[WHAT THE TASK REQUIRES] Between the lines holding "colorbar-tick-label: 0 <box>1042" and "colorbar-tick-mark <box>1033 63 1039 65</box>", inclusive, swap "Column" for "Horizontal position" and write out those lines with everything else left as is.

[Spatial layout data]

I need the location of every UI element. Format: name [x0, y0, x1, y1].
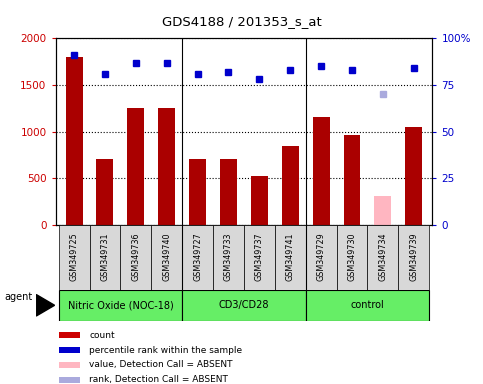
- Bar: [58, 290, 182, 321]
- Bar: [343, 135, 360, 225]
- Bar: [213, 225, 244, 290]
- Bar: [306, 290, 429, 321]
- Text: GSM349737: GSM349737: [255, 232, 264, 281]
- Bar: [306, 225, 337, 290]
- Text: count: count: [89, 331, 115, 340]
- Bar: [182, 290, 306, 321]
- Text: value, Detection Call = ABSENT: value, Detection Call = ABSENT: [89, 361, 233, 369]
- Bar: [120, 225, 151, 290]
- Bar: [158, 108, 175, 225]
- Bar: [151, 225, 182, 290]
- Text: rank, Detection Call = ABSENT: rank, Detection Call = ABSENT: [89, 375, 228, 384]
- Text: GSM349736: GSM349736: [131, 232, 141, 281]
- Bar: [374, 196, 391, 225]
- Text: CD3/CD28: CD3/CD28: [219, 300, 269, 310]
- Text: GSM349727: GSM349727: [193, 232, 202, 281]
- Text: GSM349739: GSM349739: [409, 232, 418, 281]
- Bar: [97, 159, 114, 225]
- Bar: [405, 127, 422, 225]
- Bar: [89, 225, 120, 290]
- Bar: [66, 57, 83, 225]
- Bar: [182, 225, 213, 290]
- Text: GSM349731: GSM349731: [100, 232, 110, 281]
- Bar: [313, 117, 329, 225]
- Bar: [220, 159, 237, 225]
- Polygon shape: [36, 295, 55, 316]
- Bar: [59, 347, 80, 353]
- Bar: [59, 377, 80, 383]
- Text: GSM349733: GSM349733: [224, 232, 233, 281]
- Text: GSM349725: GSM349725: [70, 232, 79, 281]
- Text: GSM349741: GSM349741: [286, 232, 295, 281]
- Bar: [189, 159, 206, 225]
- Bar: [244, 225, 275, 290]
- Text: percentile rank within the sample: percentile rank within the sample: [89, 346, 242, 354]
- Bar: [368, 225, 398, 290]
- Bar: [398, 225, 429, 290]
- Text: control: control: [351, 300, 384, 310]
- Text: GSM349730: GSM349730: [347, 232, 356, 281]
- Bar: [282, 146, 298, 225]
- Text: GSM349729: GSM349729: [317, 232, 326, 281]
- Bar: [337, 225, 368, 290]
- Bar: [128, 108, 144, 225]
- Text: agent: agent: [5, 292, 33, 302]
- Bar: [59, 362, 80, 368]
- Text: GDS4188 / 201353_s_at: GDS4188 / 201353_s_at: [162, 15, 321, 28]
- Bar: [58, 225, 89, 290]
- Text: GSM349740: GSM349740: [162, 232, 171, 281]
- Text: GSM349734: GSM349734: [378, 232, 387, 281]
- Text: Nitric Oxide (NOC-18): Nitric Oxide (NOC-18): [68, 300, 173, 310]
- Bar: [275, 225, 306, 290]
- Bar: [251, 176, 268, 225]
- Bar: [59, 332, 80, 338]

--

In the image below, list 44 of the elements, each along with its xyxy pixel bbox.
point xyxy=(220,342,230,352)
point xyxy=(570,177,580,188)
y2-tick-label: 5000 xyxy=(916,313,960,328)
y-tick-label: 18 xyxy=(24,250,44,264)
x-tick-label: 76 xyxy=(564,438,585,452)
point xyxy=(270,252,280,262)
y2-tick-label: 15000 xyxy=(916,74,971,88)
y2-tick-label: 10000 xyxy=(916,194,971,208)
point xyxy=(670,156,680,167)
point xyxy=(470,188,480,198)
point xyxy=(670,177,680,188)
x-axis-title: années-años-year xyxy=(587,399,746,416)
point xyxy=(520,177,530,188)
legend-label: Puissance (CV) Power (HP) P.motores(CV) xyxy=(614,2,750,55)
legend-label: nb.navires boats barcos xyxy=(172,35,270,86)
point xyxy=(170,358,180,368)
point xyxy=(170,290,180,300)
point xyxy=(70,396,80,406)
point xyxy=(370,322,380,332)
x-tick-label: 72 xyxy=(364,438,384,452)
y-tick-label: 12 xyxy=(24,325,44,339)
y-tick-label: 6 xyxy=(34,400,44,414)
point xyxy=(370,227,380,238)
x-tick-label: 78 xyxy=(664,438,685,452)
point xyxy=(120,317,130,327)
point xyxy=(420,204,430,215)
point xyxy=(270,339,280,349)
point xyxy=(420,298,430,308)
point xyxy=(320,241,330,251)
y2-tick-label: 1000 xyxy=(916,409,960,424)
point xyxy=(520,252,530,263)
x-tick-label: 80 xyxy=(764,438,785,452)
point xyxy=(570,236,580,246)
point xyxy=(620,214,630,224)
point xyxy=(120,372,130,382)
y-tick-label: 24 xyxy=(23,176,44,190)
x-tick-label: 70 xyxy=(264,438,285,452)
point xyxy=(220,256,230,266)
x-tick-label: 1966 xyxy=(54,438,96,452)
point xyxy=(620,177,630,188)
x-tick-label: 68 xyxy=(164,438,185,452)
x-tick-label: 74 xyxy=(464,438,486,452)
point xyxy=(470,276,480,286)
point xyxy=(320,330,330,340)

...

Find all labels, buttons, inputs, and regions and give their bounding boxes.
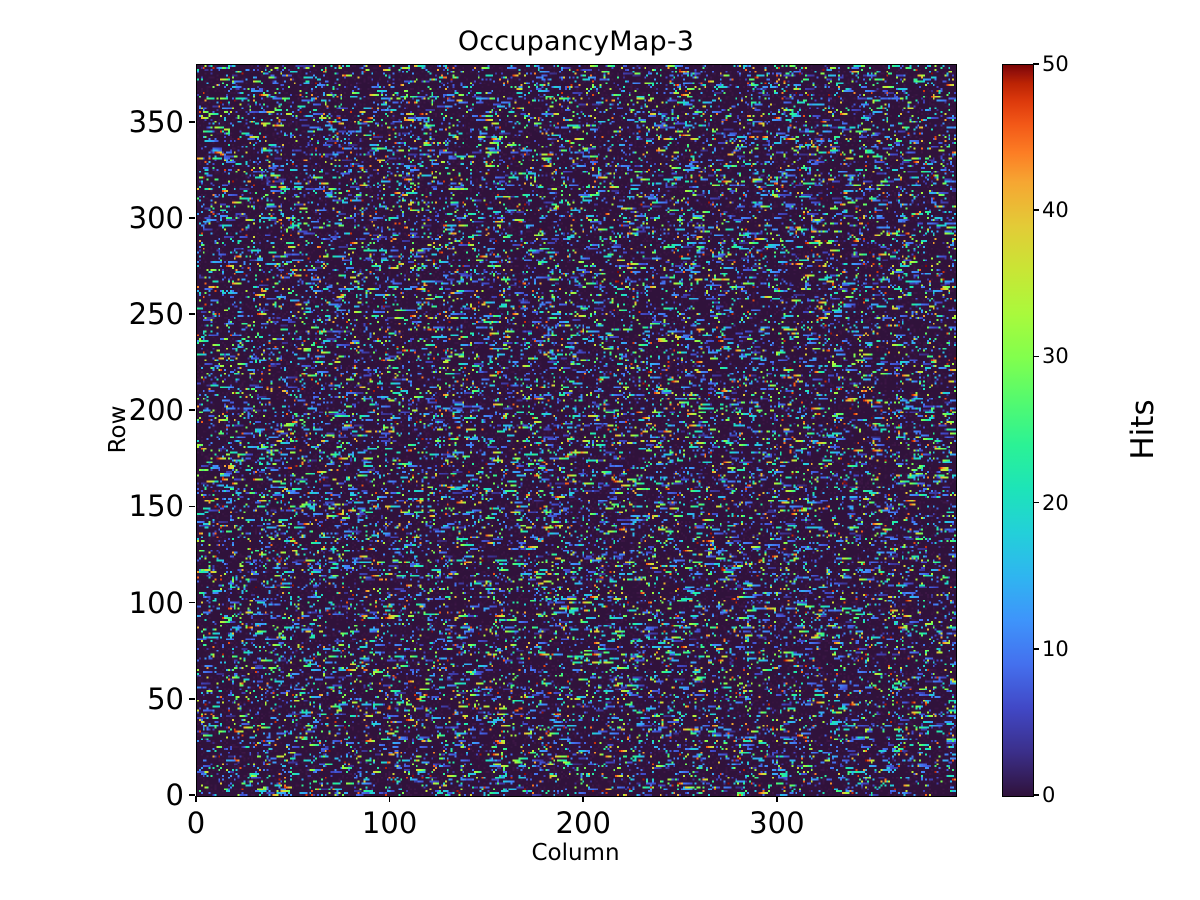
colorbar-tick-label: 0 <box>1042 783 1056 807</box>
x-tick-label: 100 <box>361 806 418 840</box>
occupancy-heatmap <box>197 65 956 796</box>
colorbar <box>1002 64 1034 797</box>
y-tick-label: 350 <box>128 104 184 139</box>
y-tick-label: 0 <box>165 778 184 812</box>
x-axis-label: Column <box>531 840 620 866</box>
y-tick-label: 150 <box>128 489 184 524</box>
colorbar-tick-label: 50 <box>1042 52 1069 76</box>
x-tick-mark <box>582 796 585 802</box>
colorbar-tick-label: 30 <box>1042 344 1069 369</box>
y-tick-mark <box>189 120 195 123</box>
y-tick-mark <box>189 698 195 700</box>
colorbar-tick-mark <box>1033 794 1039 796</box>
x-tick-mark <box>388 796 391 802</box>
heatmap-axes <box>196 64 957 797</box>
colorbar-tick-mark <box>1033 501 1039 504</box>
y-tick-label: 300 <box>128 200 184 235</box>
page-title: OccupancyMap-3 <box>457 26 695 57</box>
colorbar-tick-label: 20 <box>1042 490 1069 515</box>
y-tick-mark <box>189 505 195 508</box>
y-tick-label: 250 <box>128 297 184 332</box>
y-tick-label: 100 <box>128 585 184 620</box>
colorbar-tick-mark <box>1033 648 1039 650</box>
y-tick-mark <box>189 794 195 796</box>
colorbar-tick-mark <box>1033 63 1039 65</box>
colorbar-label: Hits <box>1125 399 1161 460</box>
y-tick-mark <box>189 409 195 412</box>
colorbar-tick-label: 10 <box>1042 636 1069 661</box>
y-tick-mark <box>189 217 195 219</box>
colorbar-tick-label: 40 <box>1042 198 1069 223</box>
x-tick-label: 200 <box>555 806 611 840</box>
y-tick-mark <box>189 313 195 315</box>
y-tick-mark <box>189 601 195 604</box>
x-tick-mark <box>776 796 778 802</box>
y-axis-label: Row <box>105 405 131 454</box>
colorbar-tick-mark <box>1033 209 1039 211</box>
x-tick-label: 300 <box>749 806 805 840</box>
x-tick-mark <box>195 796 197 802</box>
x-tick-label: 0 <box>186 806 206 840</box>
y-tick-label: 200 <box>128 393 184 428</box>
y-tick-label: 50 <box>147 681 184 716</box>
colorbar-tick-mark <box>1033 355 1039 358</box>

[REPLY]
colorbar-tick-label: 0 <box>1042 783 1056 807</box>
x-tick-label: 100 <box>361 806 418 840</box>
occupancy-heatmap <box>197 65 956 796</box>
colorbar <box>1002 64 1034 797</box>
y-tick-label: 350 <box>128 104 184 139</box>
y-tick-label: 0 <box>165 778 184 812</box>
x-axis-label: Horizontal position <box>531 840 620 866</box>
y-tick-label: 150 <box>128 489 184 524</box>
colorbar-tick-label: 50 <box>1042 52 1069 76</box>
x-tick-mark <box>582 796 585 802</box>
colorbar-tick-label: 30 <box>1042 344 1069 369</box>
y-tick-mark <box>189 120 195 123</box>
y-tick-mark <box>189 698 195 700</box>
colorbar-tick-mark <box>1033 794 1039 796</box>
x-tick-mark <box>388 796 391 802</box>
heatmap-axes <box>196 64 957 797</box>
colorbar-tick-mark <box>1033 501 1039 504</box>
y-tick-label: 300 <box>128 200 184 235</box>
page-title: OccupancyMap-3 <box>457 26 695 57</box>
colorbar-tick-label: 20 <box>1042 490 1069 515</box>
y-tick-mark <box>189 505 195 508</box>
y-tick-label: 250 <box>128 297 184 332</box>
y-tick-label: 100 <box>128 585 184 620</box>
colorbar-tick-mark <box>1033 648 1039 650</box>
y-tick-mark <box>189 794 195 796</box>
colorbar-tick-mark <box>1033 63 1039 65</box>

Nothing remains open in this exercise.